* **Your goal**: Every record that follows should be printed verbatim.

* **Supplied data**:
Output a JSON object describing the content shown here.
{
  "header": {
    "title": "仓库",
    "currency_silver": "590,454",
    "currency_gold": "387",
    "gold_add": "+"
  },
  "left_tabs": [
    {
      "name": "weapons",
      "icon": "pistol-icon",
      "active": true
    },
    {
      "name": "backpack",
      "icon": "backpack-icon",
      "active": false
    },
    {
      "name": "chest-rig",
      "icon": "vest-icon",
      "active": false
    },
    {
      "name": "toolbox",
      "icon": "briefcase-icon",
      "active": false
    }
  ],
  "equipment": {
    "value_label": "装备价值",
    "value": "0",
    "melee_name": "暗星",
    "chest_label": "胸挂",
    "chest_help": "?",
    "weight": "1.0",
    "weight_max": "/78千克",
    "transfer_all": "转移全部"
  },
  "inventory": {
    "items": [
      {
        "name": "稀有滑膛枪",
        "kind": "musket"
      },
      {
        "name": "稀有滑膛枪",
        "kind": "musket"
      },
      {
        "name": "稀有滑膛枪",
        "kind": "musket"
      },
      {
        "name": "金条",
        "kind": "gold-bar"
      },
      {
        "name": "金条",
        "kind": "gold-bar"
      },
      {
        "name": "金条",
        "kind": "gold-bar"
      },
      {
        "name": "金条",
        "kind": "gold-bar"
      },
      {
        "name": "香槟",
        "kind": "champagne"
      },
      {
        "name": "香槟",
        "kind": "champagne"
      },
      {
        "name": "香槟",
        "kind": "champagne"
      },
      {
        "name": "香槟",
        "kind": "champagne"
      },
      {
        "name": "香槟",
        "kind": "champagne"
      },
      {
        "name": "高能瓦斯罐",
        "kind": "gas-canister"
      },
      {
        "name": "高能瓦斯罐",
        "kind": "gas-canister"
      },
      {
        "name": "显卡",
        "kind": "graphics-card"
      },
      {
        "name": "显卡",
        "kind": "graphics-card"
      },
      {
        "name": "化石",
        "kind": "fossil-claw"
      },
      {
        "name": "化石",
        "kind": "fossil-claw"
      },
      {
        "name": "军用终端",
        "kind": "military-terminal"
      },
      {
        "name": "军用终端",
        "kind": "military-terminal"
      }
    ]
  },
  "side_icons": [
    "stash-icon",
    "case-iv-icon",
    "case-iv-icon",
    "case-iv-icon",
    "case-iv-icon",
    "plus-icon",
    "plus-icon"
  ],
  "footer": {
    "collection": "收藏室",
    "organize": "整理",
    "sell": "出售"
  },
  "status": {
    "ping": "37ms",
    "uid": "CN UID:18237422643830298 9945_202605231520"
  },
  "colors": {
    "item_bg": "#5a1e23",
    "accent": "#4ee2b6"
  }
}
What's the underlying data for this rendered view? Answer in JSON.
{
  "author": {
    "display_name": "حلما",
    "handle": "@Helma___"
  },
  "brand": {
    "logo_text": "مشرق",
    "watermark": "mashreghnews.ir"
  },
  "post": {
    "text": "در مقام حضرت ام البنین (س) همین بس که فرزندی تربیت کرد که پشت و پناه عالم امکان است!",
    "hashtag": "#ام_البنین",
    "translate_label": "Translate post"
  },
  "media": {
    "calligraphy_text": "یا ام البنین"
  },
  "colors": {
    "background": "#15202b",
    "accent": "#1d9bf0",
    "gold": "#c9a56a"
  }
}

* **Answer to the exercise**:
Output a JSON object describing the content shown here.
{
  "header": {
    "title": "仓库",
    "currency_silver": "590,454",
    "currency_gold": "387",
    "gold_add": "+"
  },
  "left_tabs": [
    {
      "name": "weapons",
      "icon": "pistol-icon",
      "active": true
    },
    {
      "name": "backpack",
      "icon": "backpack-icon",
      "active": false
    },
    {
      "name": "chest-rig",
      "icon": "vest-icon",
      "active": false
    },
    {
      "name": "toolbox",
      "icon": "briefcase-icon",
      "active": false
    }
  ],
  "equipment": {
    "value_label": "装备价值",
    "value": "0",
    "melee_name": "暗星",
    "chest_label": "胸挂",
    "chest_help": "?",
    "weight": "1.0",
    "weight_max": "/78千克",
    "transfer_all": "转移全部"
  },
  "inventory": {
    "items": [
      {
        "name": "稀有滑膛枪",
        "kind": "musket"
      },
      {
        "name": "稀有滑膛枪",
        "kind": "musket"
      },
      {
        "name": "稀有滑膛枪",
        "kind": "musket"
      },
      {
        "name": "金条",
        "kind": "gold-bar"
      },
      {
        "name": "金条",
        "kind": "gold-bar"
      },
      {
        "name": "金条",
        "kind": "gold-bar"
      },
      {
        "name": "金条",
        "kind": "gold-bar"
      },
      {
        "name": "香槟",
        "kind": "champagne"
      },
      {
        "name": "香槟",
        "kind": "champagne"
      },
      {
        "name": "香槟",
        "kind": "champagne"
      },
      {
        "name": "香槟",
        "kind": "champagne"
      },
      {
        "name": "香槟",
        "kind": "champagne"
      },
      {
        "name": "高能瓦斯罐",
        "kind": "gas-canister"
      },
      {
        "name": "高能瓦斯罐",
        "kind": "gas-canister"
      },
      {
        "name": "显卡",
        "kind": "graphics-card"
      },
      {
        "name": "显卡",
        "kind": "graphics-card"
      },
      {
        "name": "化石",
        "kind": "fossil-claw"
      },
      {
        "name": "化石",
        "kind": "fossil-claw"
      },
      {
        "name": "军用终端",
        "kind": "military-terminal"
      },
      {
        "name": "军用终端",
        "kind": "military-terminal"
      }
    ]
  },
  "side_icons": [
    "stash-icon",
    "case-iv-icon",
    "case-iv-icon",
    "case-iv-icon",
    "case-iv-icon",
    "plus-icon",
    "plus-icon"
  ],
  "footer": {
    "collection": "收藏室",
    "organize": "整理",
    "sell": "出售"
  },
  "status": {
    "ping": "37ms",
    "uid": "CN UID:18237422643830298 9945_202605231520"
  },
  "colors": {
    "item_bg": "#5a1e23",
    "accent": "#4ee2b6"
  }
}
What's the underlying data for this rendered view? Answer in JSON.
{
  "author": {
    "display_name": "حلما",
    "handle": "@Helma___"
  },
  "brand": {
    "logo_text": "مشرق",
    "watermark": "mashreghnews.ir"
  },
  "post": {
    "text": "در مقام حضرت ام البنین (س) همین بس که فرزندی تربیت کرد که پشت و پناه عالم امکان است!",
    "hashtag": "#ام_البنین",
    "translate_label": "Translate post"
  },
  "media": {
    "calligraphy_text": "یا ام البنین"
  },
  "colors": {
    "background": "#15202b",
    "accent": "#1d9bf0",
    "gold": "#c9a56a"
  }
}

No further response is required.